-------- PROVIDED DATA --------

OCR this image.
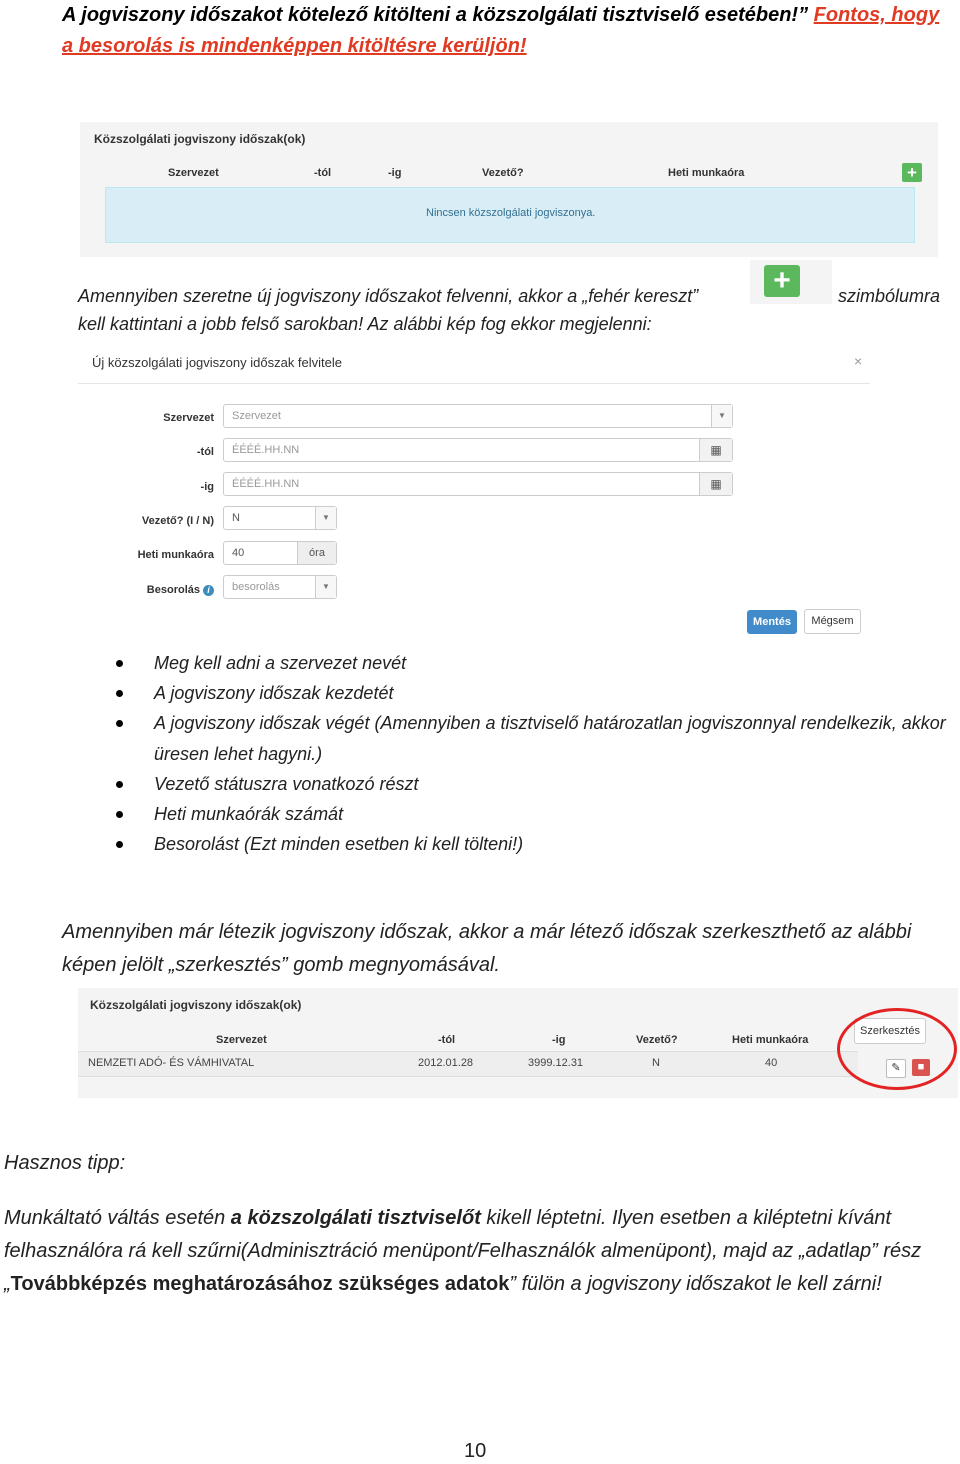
A jogviszony időszakot kötelező kitölteni a közszolgálati tisztviselő esetében!” Fontos, hogy a besorolás is mindenképpen kitöltésre kerüljön!
Közszolgálati jogviszony időszak(ok)
Szervezet	-tól	-ig	Vezető?	Heti munkaóra	+
Nincsen közszolgálati jogviszonya.
Amennyiben szeretne új jogviszony időszakot felvenni, akkor a „fehér kereszt”	+	szimbólumra
kell kattintani a jobb felső sarokban! Az alábbi kép fog ekkor megjelenni:
Új közszolgálati jogviszony időszak felvitele	×
Szervezet Szervezet	▼
-tól ÉÉÉÉ.HH.NN	▦
-ig ÉÉÉÉ.HH.NN	▦
Vezető? (I / N) N	▼
Heti munkaóra 40	óra
Besorolás i	besorolás	▼
Mentés	Mégsem
Meg kell adni a szervezet nevét
A jogviszony időszak kezdetét
A jogviszony időszak végét (Amennyiben a tisztviselő határozatlan jogviszonnyal rendelkezik, akkor üresen lehet hagyni.)
Vezető státuszra vonatkozó részt
Heti munkaórák számát
Besorolást (Ezt minden esetben ki kell tölteni!)
Amennyiben már létezik jogviszony időszak, akkor a már létező időszak szerkeszthető az alábbi képen jelölt „szerkesztés” gomb megnyomásával.
Közszolgálati jogviszony időszak(ok)
Szervezet	-tól	-ig	Vezető?	Heti munkaóra
NEMZETI ADÓ- ÉS VÁMHIVATAL	2012.01.28	3999.12.31	N	40
Szerkesztés
✎	■
Hasznos tipp:
Munkáltató váltás esetén a közszolgálati tisztviselőt kikell léptetni. Ilyen esetben a kiléptetni kívánt felhasználóra rá kell szűrni(Adminisztráció menüpont/Felhasználók almenüpont), majd az „adatlap” rész „Továbbképzés meghatározásához szükséges adatok” fülön a jogviszony időszakot le kell zárni!
10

--------

TASK DESCRIPTION:
Pictures don't belong in the copy. Restate all the entries exactly.

FINISHED ANSWER:
OCR this image.
A jogviszony időszakot kötelező kitölteni a közszolgálati tisztviselő esetében!” Fontos, hogy a besorolás is mindenképpen kitöltésre kerüljön!
Közszolgálati jogviszony időszak(ok)
Szervezet	-tól	-ig	Vezető?	Heti munkaóra	+
Nincsen közszolgálati jogviszonya.
Amennyiben szeretne új jogviszony időszakot felvenni, akkor a „fehér kereszt”	+	szimbólumra
kell kattintani a jobb felső sarokban! Az alábbi kép fog ekkor megjelenni:
Új közszolgálati jogviszony időszak felvitele	×
Szervezet Szervezet	▼
-tól ÉÉÉÉ.HH.NN	▦
-ig ÉÉÉÉ.HH.NN	▦
Vezető? (I / N) N	▼
Heti munkaóra 40	óra
Besorolás i	besorolás	▼
Mentés	Mégsem
Meg kell adni a szervezet nevét
A jogviszony időszak kezdetét
A jogviszony időszak végét (Amennyiben a tisztviselő határozatlan jogviszonnyal rendelkezik, akkor üresen lehet hagyni.)
Vezető státuszra vonatkozó részt
Heti munkaórák számát
Besorolást (Ezt minden esetben ki kell tölteni!)
Amennyiben már létezik jogviszony időszak, akkor a már létező időszak szerkeszthető az alábbi képen jelölt „szerkesztés” gomb megnyomásával.
Közszolgálati jogviszony időszak(ok)
Szervezet	-tól	-ig	Vezető?	Heti munkaóra
NEMZETI ADÓ- ÉS VÁMHIVATAL	2012.01.28	3999.12.31	N	40
Szerkesztés
✎	■
Hasznos tipp:
Munkáltató váltás esetén a közszolgálati tisztviselőt kikell léptetni. Ilyen esetben a kiléptetni kívánt felhasználóra rá kell szűrni(Adminisztráció menüpont/Felhasználók almenüpont), majd az „adatlap” rész „Továbbképzés meghatározásához szükséges adatok” fülön a jogviszony időszakot le kell zárni!
10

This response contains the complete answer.